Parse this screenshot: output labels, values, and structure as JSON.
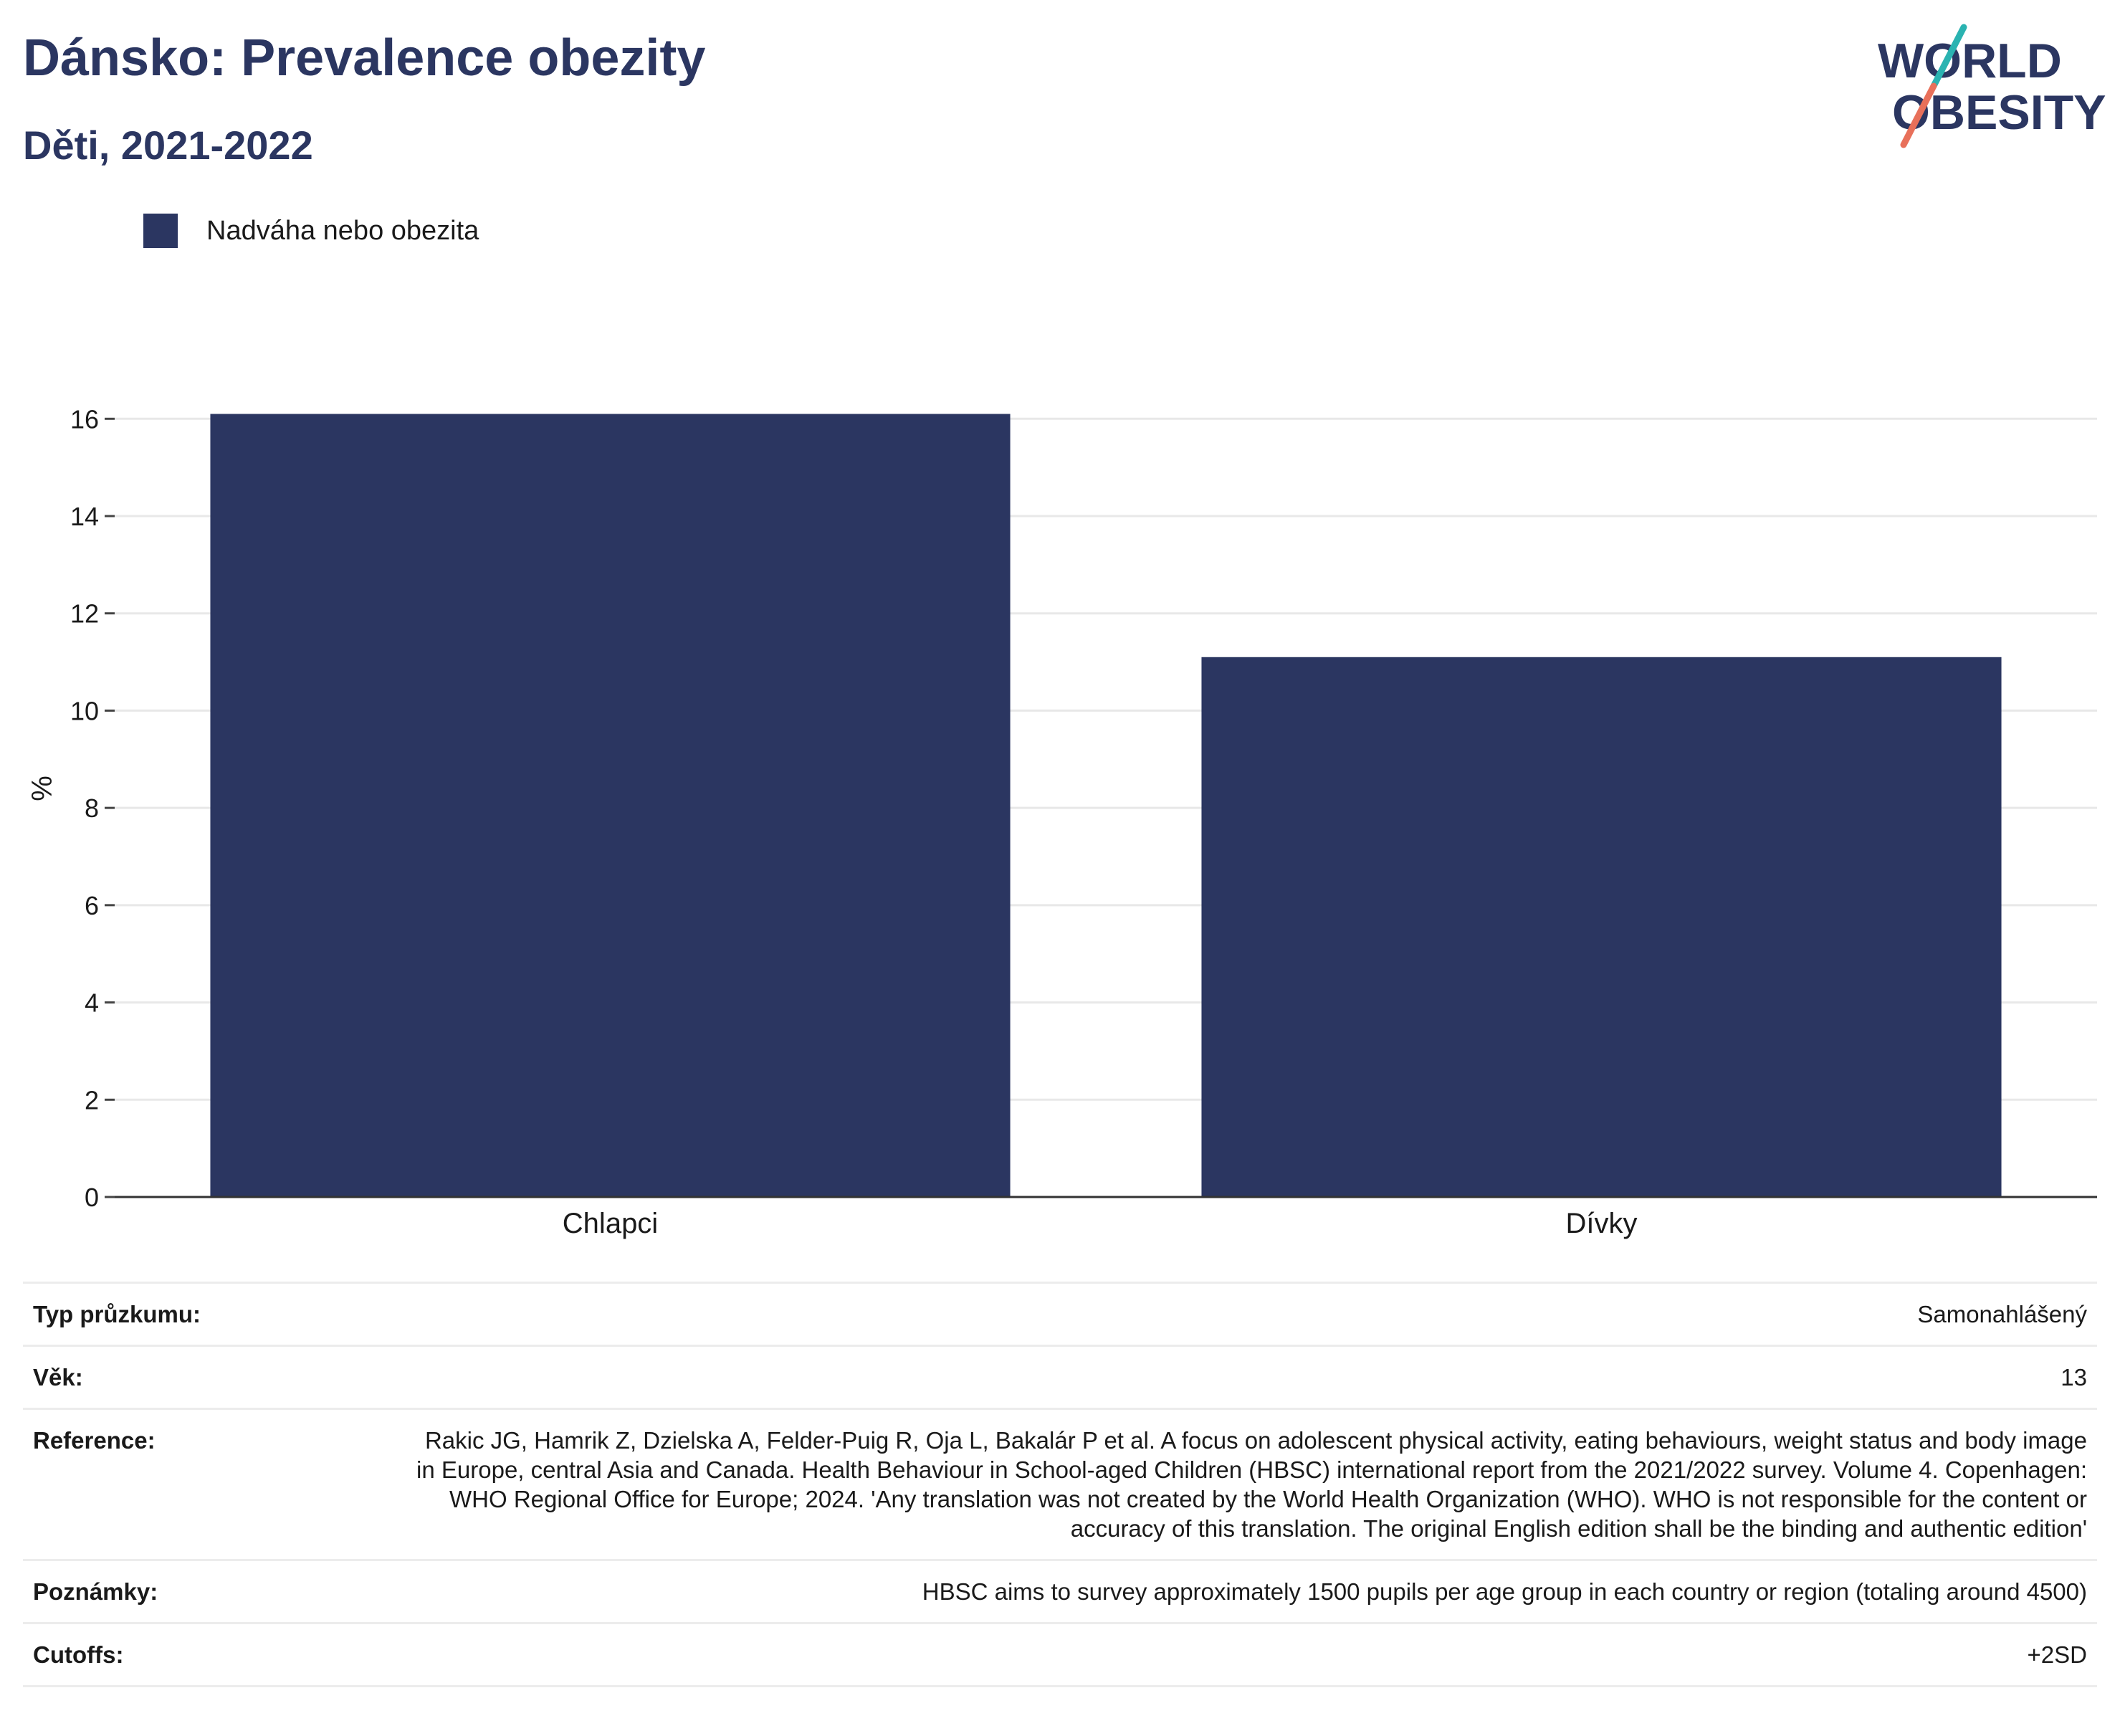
{
  "title": "Dánsko: Prevalence obezity",
  "subtitle": "Děti, 2021-2022",
  "logo": {
    "text_line1": "WORLD",
    "text_line2": "OBESITY",
    "accent_teal": "#2ab3b1",
    "accent_coral": "#e8705a"
  },
  "legend": {
    "items": [
      {
        "label": "Nadváha nebo obezita",
        "color": "#2b3661"
      }
    ]
  },
  "chart_data": {
    "type": "bar",
    "categories": [
      "Chlapci",
      "Dívky"
    ],
    "series": [
      {
        "name": "Nadváha nebo obezita",
        "values": [
          16.1,
          11.1
        ],
        "color": "#2b3661"
      }
    ],
    "ylabel": "%",
    "xlabel": "",
    "ylim": [
      0,
      16.8
    ],
    "yticks": [
      0,
      2,
      4,
      6,
      8,
      10,
      12,
      14,
      16
    ],
    "grid": true,
    "legend_position": "top-left"
  },
  "info": [
    {
      "key": "Typ průzkumu:",
      "value": "Samonahlášený"
    },
    {
      "key": "Věk:",
      "value": "13"
    },
    {
      "key": "Reference:",
      "value": "Rakic JG, Hamrik Z, Dzielska A, Felder-Puig R, Oja L, Bakalár P et al. A focus on adolescent physical activity, eating behaviours, weight status and body image in Europe, central Asia and Canada. Health Behaviour in School-aged Children (HBSC) international report from the 2021/2022 survey. Volume 4. Copenhagen: WHO Regional Office for Europe; 2024. 'Any translation was not created by the World Health Organization (WHO). WHO is not responsible for the content or accuracy of this translation. The original English edition shall be the binding and authentic edition'"
    },
    {
      "key": "Poznámky:",
      "value": "HBSC aims to survey approximately 1500 pupils per age group in each country or region (totaling around 4500)"
    },
    {
      "key": "Cutoffs:",
      "value": "+2SD"
    }
  ]
}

DIRECTIONS FOR THIS TASK :: Count every line bearing the word "Nadváha"; report the total only.

EXERCISE RESULT :: 2